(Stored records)
[start]
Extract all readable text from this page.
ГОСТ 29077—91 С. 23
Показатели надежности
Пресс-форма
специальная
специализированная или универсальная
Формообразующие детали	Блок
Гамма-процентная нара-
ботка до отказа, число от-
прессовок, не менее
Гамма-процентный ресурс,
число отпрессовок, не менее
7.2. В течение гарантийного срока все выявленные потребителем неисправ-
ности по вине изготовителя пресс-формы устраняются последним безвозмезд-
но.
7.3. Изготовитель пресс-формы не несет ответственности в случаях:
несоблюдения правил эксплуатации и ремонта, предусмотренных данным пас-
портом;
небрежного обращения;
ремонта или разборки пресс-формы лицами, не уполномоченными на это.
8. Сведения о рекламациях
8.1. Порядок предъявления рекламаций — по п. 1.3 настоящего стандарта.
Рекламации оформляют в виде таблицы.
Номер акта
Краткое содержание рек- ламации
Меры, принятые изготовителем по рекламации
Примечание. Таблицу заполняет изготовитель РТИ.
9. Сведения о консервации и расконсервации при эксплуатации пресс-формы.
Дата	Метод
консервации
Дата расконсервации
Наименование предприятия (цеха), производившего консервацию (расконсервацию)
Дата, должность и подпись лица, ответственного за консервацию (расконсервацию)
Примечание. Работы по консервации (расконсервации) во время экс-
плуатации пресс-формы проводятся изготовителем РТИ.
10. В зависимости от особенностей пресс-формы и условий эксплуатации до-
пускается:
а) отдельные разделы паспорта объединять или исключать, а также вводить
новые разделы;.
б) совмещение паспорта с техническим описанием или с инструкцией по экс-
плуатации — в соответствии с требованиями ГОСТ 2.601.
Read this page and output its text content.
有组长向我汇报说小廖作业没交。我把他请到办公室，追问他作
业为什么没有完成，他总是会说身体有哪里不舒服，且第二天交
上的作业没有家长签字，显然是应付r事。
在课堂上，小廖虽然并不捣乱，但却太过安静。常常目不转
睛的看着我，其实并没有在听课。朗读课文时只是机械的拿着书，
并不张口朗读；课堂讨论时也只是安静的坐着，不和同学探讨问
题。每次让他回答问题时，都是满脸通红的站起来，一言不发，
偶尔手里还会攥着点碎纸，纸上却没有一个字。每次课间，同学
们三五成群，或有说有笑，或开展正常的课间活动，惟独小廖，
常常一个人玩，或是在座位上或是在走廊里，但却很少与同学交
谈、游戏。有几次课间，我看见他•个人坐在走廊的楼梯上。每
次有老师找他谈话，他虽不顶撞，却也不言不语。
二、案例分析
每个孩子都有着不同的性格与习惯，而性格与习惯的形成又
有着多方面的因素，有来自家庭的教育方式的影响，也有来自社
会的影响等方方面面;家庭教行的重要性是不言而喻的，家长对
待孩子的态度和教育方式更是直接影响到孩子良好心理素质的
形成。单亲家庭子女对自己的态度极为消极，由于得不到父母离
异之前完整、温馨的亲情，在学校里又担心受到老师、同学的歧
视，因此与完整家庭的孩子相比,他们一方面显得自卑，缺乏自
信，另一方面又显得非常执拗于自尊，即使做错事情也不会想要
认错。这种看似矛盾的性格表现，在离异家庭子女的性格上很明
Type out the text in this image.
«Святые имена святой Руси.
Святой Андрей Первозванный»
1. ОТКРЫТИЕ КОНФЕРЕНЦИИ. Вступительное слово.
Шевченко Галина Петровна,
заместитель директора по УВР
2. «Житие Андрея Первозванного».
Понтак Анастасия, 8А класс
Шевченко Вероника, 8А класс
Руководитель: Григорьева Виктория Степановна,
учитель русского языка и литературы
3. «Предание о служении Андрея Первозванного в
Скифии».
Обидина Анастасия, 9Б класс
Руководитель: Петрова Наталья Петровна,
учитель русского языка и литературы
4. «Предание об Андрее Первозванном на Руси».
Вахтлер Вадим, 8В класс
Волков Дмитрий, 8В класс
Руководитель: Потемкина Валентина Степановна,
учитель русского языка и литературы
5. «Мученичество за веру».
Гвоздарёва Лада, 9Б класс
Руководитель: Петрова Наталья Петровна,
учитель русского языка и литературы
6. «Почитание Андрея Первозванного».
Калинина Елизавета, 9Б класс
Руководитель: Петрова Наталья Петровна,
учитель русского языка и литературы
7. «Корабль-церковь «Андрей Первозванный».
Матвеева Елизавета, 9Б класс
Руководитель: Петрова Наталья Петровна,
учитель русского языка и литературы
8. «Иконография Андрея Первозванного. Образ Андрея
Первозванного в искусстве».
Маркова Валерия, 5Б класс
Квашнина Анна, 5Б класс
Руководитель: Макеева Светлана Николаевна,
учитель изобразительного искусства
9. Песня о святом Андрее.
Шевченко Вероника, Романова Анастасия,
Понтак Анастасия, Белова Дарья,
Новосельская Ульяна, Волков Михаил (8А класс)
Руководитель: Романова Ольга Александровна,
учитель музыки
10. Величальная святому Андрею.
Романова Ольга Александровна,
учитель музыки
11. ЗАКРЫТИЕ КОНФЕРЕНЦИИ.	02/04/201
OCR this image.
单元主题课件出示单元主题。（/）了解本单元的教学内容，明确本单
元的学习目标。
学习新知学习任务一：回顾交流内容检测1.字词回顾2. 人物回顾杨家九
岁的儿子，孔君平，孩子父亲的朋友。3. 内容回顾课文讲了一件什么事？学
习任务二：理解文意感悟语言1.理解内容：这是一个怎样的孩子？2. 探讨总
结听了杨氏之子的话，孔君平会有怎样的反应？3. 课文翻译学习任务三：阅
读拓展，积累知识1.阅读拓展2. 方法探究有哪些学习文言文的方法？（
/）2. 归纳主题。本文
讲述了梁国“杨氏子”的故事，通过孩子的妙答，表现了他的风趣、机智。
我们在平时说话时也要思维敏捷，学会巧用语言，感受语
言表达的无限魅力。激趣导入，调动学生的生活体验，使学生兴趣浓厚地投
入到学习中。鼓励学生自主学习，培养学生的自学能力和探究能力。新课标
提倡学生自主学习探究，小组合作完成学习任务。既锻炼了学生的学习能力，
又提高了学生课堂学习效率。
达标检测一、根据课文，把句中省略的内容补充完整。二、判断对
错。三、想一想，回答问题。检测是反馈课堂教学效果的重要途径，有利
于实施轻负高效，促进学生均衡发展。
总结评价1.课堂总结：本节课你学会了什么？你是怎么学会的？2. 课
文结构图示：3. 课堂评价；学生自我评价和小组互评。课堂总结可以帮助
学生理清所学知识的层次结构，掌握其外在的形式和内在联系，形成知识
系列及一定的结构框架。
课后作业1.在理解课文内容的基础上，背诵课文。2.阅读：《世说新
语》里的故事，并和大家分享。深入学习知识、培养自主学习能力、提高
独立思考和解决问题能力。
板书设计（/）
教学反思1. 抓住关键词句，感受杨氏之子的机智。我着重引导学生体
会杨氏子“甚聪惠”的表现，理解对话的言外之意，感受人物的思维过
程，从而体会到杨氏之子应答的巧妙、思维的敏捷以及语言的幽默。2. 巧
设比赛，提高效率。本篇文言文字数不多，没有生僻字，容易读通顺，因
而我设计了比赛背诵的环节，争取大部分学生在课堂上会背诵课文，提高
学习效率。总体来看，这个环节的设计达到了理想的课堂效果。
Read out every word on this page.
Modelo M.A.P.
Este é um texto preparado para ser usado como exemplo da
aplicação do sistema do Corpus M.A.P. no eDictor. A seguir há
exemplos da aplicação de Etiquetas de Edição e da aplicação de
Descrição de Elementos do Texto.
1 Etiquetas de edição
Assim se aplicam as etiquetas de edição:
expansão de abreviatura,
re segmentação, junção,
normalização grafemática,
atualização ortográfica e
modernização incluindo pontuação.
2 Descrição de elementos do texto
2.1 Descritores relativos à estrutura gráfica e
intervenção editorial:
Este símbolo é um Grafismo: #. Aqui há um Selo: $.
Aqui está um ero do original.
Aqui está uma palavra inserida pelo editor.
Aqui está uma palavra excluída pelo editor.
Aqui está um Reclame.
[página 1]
[end]
| DIRECTIVE |
Search the data for the string "Андрее" and copy each line where it appears.

| TASK OUTPUT |
4. «Предание об Андрее Первозванном на Руси».
9. Песня о святом Андрее.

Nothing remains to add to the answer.